(Dataset records on visual material)

______________________________

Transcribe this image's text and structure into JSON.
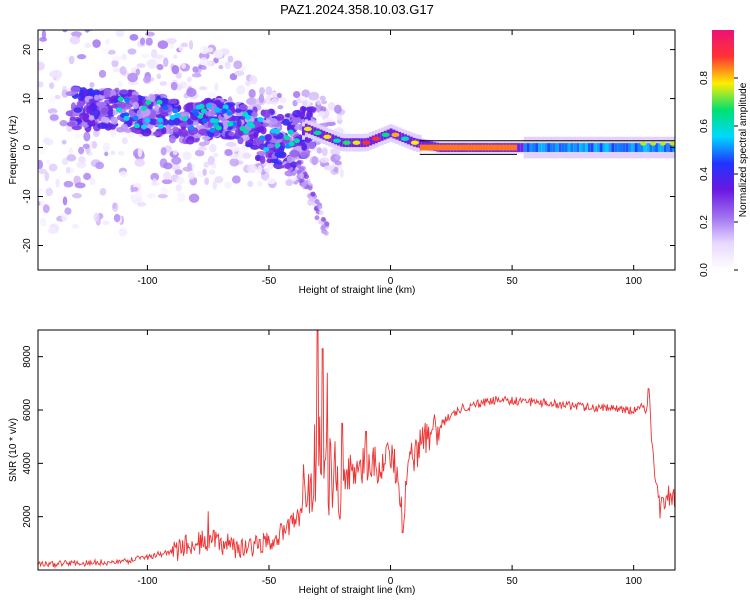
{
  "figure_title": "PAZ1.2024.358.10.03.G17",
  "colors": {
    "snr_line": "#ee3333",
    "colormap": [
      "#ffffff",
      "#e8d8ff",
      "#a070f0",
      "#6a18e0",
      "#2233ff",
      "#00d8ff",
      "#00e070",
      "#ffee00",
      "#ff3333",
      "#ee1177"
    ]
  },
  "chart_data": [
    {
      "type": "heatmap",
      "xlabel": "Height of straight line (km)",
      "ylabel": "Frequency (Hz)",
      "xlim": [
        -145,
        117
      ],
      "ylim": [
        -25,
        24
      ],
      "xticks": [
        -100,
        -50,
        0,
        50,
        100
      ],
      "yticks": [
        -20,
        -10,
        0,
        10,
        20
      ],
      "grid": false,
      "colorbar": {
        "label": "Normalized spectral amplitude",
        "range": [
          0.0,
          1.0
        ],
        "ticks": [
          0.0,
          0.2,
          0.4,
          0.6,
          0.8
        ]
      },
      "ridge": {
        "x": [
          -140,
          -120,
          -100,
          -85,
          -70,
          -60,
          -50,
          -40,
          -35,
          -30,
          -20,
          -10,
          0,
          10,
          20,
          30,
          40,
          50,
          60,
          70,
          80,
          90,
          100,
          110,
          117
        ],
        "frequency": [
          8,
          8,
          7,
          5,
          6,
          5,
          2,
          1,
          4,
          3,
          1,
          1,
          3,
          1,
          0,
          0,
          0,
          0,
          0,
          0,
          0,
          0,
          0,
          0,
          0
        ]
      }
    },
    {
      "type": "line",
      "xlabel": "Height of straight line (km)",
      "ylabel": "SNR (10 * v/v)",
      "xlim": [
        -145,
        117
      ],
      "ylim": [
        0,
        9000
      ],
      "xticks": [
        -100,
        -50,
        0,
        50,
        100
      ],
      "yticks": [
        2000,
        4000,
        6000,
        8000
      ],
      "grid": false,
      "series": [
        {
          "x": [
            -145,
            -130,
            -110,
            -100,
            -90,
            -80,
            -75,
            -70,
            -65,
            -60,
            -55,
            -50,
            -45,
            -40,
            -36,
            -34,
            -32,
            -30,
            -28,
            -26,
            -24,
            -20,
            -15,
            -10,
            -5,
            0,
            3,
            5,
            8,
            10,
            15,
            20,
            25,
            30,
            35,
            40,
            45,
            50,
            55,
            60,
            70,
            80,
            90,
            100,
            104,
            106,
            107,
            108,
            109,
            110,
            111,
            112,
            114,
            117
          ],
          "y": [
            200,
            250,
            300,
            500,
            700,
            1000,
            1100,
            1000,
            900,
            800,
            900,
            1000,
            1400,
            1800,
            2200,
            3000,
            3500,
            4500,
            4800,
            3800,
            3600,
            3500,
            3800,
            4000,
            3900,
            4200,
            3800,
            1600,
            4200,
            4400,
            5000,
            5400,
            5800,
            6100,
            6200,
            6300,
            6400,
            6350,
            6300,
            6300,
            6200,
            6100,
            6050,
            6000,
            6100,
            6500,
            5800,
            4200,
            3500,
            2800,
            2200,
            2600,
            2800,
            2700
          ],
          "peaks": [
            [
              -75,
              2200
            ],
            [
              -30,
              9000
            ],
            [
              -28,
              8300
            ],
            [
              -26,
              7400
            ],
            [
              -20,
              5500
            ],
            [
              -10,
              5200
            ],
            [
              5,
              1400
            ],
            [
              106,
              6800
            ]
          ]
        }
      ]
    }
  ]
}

______________________________

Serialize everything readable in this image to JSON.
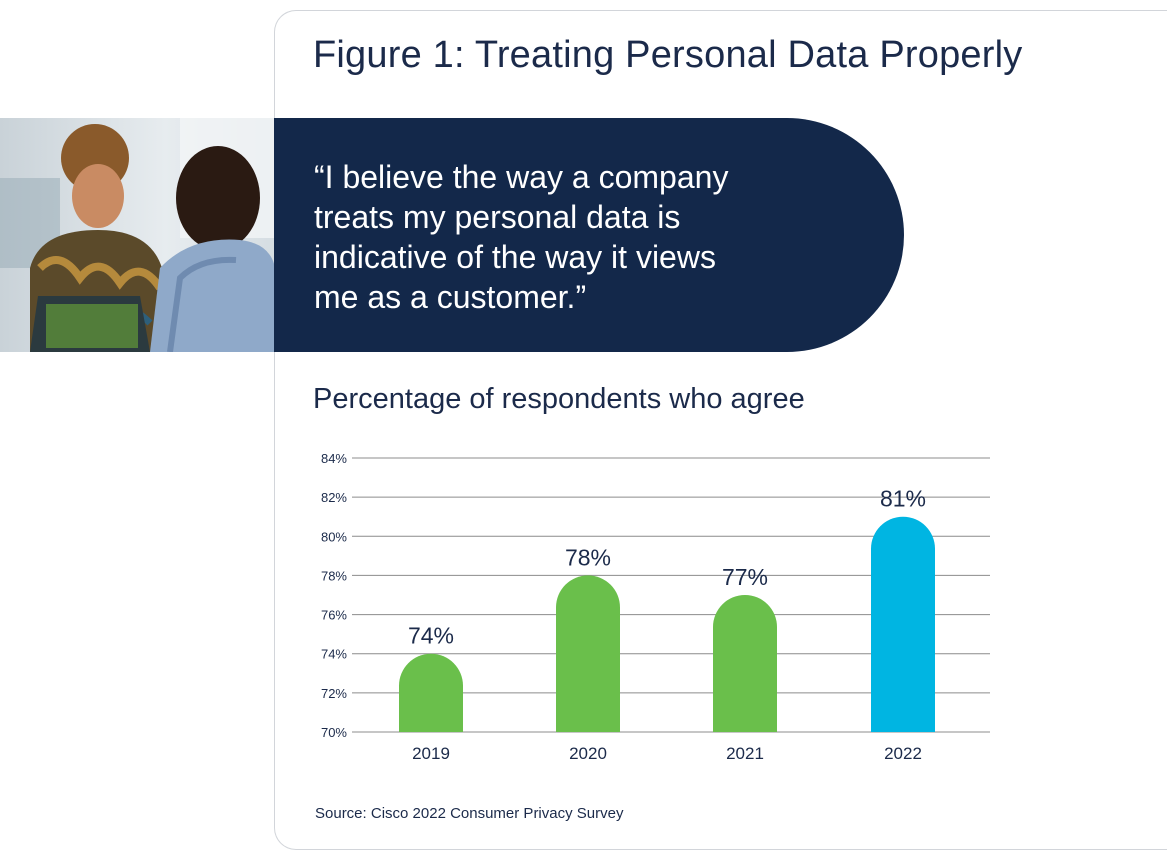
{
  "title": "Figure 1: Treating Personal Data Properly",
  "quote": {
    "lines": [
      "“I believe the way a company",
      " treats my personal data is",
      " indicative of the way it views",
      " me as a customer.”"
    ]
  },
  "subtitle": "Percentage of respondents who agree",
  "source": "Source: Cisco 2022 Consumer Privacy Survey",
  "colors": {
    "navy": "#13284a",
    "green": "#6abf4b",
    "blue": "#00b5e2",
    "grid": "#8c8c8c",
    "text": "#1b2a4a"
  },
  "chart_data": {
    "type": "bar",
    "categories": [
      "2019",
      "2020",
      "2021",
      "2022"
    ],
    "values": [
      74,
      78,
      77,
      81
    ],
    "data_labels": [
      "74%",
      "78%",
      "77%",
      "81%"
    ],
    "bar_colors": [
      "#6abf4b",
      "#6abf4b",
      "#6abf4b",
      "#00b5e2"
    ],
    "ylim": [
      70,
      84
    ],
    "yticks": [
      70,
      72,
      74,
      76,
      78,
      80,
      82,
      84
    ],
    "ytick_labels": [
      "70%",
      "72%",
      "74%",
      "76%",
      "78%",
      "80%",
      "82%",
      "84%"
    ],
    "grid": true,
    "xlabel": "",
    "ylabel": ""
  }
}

______________________________

Task to complete: The word "image" appears in how many lines of the data? Answer with only the number.

Answer to this problem: 2